Exercise
Return each line of the records holding the string "content".

# START OF Data entries

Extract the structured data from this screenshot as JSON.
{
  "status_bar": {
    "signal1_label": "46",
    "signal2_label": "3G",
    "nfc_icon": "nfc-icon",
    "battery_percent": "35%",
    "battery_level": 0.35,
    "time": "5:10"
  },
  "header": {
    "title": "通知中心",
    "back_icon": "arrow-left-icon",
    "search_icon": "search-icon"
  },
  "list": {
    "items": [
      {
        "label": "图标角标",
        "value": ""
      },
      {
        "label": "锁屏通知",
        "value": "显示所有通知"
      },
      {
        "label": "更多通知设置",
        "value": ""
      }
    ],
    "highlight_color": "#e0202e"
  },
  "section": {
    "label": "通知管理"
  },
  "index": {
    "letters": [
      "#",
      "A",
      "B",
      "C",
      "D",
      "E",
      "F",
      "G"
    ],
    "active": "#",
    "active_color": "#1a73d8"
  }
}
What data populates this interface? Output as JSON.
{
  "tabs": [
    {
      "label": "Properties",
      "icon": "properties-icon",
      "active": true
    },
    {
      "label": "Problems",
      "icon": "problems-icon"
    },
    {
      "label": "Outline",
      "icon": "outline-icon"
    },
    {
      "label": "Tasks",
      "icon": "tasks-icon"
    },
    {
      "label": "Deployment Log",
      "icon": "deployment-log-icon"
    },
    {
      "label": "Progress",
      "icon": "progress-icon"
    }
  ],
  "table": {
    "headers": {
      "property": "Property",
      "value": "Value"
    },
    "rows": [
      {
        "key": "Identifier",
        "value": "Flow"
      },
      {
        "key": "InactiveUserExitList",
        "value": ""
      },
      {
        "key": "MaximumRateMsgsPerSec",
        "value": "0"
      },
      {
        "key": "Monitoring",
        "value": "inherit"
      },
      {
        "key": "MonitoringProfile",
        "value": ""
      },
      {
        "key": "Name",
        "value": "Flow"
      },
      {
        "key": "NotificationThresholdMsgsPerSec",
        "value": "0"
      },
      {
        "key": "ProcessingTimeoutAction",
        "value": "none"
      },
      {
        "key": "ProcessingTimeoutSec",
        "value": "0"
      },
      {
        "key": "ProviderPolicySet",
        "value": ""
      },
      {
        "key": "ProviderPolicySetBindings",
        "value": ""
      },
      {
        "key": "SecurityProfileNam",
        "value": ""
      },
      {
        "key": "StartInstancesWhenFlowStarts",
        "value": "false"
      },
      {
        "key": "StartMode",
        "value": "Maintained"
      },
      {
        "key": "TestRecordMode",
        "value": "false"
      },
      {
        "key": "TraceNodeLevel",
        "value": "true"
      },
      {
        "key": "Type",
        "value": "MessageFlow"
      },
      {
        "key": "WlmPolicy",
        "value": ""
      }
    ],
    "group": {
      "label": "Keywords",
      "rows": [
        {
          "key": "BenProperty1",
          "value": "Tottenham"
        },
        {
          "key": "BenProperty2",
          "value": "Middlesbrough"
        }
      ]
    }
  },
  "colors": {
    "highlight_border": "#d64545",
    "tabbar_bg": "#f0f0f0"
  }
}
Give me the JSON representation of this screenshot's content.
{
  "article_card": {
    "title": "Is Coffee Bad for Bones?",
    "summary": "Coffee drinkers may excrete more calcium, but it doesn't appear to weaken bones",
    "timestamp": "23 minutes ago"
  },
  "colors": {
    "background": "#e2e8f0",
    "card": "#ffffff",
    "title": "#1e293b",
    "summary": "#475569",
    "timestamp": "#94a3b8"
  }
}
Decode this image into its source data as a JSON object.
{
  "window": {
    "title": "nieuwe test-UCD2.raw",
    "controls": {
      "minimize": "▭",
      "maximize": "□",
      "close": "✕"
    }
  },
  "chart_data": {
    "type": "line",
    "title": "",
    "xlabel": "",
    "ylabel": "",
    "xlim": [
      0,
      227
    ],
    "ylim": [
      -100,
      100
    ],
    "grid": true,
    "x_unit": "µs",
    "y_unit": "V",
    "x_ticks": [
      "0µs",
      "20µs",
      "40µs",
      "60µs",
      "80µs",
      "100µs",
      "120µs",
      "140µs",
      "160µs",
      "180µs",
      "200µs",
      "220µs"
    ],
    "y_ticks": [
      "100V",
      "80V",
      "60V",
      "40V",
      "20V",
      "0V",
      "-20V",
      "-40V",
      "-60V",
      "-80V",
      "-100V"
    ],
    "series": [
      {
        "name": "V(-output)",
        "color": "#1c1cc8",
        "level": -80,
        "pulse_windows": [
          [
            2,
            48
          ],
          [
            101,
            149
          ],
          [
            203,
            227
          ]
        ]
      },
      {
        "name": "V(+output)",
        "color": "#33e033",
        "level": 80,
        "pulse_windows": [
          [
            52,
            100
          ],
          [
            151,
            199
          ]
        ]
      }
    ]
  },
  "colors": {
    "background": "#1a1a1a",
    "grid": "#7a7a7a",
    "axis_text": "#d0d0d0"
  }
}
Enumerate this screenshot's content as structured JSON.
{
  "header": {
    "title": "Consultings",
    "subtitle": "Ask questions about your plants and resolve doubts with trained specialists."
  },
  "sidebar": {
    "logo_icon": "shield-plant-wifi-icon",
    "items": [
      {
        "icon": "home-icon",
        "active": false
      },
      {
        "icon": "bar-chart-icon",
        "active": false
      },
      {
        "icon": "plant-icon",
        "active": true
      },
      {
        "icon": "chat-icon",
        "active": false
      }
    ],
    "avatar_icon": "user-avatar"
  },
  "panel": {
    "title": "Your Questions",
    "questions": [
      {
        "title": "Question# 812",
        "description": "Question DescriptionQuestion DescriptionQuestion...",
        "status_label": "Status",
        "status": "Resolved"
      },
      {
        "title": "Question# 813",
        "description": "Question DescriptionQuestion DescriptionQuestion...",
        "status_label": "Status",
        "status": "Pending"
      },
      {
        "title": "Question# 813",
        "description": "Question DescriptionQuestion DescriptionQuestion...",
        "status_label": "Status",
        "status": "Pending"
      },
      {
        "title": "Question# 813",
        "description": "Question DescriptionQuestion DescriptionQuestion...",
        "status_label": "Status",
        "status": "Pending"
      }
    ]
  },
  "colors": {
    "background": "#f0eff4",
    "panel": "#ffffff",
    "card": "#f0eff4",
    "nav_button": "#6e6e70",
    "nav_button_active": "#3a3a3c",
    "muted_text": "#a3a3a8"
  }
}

# END OF Data entries

Worked solution
Give me the JSON representation of this screenshot's content.
Enumerate this screenshot's content as structured JSON.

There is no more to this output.